** Start Information provided **

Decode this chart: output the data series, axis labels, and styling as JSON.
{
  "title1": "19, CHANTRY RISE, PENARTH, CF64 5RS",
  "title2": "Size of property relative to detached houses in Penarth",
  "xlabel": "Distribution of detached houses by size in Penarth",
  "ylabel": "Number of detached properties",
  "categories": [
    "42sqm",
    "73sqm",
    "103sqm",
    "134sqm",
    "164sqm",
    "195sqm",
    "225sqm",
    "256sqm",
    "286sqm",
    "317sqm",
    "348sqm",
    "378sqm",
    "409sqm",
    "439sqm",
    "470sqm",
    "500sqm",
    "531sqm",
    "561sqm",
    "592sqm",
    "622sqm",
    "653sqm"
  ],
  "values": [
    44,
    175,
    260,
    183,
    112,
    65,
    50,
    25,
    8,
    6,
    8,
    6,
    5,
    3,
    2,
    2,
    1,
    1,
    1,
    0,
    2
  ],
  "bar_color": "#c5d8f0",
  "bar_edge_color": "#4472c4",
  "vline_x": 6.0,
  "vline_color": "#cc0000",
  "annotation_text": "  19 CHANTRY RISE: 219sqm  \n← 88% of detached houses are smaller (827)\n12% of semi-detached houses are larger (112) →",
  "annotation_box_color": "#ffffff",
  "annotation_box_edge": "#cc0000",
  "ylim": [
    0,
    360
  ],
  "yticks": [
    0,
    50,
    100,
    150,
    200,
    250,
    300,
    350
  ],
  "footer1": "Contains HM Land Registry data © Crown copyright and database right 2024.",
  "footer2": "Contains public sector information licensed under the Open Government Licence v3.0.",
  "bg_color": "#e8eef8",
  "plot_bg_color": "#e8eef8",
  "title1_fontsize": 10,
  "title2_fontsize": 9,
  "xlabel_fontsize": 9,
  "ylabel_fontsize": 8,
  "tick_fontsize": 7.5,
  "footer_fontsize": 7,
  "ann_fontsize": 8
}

** End Information provided **

Copy all lines from the listing that contain "detached".

#### Task solution:
  "title2": "Size of property relative to detached houses in Penarth",
  "xlabel": "Distribution of detached houses by size in Penarth",
  "ylabel": "Number of detached properties",
  "annotation_text": "  19 CHANTRY RISE: 219sqm  \n← 88% of detached houses are smaller (827)\n12% of semi-detached houses are larger (112) →",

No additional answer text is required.